# Exercise goal
Give the number of lines in this listing that contain the word "median", and nothing else.

# Material
------------------------------
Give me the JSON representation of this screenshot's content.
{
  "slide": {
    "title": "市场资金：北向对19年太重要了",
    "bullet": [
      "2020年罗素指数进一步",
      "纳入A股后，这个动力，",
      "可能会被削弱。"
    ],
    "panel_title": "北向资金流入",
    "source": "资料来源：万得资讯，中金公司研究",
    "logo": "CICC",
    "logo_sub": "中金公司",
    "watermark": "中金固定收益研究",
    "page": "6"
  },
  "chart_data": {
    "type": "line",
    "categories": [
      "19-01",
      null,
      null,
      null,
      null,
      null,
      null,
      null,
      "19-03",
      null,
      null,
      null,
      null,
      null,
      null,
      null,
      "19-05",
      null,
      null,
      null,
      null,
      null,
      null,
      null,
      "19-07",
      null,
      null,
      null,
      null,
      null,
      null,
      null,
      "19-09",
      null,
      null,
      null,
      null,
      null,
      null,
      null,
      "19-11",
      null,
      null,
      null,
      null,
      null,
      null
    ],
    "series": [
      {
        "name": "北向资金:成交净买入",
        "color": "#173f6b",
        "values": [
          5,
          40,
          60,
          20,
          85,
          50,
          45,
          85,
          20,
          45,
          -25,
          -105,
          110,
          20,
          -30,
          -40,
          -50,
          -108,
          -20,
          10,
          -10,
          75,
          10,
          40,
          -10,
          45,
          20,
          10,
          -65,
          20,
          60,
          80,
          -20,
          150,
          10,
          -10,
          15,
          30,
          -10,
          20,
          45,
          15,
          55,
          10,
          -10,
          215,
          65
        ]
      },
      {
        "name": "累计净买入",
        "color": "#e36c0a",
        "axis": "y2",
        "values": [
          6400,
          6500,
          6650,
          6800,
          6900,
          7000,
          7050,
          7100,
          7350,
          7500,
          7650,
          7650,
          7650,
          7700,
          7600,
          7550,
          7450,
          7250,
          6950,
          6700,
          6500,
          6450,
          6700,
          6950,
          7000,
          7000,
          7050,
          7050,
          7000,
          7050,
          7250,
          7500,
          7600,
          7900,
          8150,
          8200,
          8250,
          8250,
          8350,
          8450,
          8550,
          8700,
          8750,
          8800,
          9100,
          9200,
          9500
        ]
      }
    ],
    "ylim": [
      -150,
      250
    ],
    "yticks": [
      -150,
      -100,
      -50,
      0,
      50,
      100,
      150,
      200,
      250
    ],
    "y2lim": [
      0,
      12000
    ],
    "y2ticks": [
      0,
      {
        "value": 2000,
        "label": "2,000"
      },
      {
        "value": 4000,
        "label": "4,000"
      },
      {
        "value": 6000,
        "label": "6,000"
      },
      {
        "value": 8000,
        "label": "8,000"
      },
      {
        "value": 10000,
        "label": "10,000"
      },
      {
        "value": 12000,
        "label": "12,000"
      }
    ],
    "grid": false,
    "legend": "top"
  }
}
------------------------------
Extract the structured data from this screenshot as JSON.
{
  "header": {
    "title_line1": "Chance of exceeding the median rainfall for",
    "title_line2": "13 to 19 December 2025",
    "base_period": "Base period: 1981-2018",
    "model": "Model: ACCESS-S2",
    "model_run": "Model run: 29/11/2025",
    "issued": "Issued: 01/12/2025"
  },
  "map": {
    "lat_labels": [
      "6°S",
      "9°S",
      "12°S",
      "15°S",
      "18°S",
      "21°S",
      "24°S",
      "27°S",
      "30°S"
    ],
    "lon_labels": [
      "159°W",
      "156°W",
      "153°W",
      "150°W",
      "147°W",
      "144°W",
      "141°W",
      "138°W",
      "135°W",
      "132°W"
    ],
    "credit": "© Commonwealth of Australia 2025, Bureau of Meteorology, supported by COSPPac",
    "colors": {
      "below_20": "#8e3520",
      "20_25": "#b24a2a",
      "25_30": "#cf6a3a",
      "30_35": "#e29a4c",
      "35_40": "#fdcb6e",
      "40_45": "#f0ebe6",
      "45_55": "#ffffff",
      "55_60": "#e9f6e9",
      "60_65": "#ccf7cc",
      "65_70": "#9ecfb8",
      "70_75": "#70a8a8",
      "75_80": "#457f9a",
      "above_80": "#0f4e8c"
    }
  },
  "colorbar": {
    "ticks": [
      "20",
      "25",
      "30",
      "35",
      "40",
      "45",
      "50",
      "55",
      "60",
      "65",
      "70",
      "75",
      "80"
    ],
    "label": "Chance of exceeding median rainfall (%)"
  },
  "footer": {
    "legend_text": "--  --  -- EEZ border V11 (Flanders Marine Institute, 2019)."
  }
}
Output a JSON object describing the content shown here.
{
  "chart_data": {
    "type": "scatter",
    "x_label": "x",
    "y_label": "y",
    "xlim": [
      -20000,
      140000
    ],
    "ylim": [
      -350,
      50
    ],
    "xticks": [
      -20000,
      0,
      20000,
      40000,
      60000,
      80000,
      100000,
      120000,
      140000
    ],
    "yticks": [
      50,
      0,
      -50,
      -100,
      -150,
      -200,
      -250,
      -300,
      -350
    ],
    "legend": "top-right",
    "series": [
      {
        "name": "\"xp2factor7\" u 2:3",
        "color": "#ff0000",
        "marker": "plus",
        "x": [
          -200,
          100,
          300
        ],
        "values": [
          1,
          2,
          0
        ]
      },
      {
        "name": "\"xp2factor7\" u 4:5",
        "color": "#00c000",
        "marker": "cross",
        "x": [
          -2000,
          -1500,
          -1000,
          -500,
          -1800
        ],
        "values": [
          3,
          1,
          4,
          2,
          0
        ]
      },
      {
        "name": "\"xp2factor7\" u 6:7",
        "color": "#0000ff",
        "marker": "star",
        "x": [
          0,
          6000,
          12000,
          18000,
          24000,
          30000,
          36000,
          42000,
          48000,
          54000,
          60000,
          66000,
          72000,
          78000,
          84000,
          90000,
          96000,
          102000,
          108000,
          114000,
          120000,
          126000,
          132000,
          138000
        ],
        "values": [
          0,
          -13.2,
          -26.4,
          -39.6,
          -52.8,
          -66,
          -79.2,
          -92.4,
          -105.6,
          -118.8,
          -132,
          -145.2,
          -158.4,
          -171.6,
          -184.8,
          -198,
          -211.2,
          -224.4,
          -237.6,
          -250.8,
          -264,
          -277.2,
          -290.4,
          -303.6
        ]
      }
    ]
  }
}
------------------------------
# Worked answer
2